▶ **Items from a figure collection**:
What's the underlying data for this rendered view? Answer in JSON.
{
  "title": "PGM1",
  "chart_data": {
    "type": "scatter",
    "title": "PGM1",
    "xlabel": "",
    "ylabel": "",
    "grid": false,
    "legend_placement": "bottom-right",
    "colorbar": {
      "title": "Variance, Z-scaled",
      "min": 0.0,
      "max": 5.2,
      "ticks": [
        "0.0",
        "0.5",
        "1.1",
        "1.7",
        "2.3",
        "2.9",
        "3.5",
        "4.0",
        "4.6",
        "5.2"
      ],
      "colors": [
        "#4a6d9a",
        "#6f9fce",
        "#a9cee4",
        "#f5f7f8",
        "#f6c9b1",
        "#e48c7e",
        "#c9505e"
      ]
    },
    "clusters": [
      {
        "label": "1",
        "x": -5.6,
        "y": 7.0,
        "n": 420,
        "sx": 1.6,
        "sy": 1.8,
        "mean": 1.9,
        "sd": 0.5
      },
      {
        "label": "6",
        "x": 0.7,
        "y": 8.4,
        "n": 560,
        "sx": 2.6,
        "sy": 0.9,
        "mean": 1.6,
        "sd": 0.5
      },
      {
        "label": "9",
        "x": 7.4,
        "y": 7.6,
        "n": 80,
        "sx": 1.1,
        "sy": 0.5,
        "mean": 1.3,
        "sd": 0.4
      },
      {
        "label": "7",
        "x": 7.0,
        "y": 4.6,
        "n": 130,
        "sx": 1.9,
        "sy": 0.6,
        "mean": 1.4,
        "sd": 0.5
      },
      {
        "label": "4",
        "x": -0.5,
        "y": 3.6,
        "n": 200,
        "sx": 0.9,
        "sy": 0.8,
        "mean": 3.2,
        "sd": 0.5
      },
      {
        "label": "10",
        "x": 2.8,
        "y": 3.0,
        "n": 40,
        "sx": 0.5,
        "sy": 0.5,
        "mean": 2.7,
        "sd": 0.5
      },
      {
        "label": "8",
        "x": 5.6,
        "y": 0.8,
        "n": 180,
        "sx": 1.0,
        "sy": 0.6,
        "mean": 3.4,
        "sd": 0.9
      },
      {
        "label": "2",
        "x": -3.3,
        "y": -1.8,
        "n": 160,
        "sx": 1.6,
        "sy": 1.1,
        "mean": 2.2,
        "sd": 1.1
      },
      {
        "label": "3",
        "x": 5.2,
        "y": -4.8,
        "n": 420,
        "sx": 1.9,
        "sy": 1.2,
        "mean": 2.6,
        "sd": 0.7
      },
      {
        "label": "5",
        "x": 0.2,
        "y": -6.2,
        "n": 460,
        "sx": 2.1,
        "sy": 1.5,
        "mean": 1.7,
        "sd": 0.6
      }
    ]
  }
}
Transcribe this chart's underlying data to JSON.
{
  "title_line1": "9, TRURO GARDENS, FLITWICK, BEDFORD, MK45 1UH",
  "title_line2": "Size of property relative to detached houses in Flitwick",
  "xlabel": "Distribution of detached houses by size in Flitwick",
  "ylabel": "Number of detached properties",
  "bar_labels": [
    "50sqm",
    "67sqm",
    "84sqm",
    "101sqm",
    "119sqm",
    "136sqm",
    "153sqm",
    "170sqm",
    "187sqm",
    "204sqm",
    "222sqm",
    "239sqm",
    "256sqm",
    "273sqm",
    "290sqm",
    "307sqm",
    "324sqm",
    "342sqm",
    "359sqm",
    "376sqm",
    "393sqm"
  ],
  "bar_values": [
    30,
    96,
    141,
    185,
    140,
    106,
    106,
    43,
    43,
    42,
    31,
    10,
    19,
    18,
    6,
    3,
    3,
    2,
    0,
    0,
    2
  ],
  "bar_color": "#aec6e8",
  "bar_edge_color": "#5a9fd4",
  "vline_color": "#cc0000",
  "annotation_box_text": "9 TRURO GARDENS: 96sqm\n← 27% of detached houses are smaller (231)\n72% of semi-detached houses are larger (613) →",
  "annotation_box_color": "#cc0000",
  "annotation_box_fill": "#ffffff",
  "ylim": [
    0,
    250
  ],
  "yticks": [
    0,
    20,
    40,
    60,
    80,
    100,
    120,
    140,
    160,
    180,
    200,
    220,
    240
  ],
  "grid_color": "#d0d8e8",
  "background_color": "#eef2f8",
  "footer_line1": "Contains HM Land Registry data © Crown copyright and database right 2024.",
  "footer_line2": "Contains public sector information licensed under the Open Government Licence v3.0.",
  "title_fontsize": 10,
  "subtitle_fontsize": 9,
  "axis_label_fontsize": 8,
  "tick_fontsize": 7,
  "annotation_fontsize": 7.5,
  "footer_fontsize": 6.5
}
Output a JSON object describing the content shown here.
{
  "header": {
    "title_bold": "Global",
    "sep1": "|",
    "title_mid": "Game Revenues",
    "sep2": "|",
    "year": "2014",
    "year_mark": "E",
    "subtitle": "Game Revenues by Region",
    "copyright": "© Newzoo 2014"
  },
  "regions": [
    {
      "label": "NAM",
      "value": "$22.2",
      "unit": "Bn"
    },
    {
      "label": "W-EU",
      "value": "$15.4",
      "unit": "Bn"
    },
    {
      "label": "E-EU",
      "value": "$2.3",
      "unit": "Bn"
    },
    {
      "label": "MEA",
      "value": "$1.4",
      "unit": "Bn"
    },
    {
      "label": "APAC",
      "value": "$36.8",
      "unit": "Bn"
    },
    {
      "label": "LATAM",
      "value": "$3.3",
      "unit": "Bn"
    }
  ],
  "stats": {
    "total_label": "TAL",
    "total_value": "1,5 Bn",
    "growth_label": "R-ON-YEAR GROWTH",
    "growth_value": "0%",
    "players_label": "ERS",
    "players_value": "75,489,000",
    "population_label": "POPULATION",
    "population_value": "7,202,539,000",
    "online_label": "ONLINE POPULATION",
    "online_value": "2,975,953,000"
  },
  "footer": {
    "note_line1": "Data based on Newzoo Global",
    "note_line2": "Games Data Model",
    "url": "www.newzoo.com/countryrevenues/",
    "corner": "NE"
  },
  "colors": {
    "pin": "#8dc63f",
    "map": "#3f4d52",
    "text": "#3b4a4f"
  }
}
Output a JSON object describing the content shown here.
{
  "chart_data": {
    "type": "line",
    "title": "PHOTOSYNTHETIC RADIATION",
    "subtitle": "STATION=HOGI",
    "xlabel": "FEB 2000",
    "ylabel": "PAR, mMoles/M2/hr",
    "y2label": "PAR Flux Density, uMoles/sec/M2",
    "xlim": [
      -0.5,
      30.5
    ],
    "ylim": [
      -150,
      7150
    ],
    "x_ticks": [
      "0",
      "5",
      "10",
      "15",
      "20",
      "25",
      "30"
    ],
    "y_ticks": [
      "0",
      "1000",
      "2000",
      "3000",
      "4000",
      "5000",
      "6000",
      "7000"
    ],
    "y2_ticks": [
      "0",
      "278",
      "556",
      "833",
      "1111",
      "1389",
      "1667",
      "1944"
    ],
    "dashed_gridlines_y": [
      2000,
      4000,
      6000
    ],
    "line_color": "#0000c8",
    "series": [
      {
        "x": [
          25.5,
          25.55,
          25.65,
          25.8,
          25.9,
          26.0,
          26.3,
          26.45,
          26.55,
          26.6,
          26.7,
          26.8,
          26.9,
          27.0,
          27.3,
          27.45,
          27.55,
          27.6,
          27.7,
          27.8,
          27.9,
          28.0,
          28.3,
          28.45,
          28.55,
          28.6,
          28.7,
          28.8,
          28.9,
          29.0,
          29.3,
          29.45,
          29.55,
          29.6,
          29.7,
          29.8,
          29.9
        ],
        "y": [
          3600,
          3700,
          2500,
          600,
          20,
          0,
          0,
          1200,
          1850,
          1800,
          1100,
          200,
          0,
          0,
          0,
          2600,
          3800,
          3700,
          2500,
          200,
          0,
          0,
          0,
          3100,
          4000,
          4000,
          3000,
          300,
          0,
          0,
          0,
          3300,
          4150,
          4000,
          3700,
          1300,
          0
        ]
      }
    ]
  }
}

▶ **GIVEN TASK**: Within the records, how many lines include "this"? The answer is the number and nothing else.

▶ **COMPLETE OUTPUT**: 2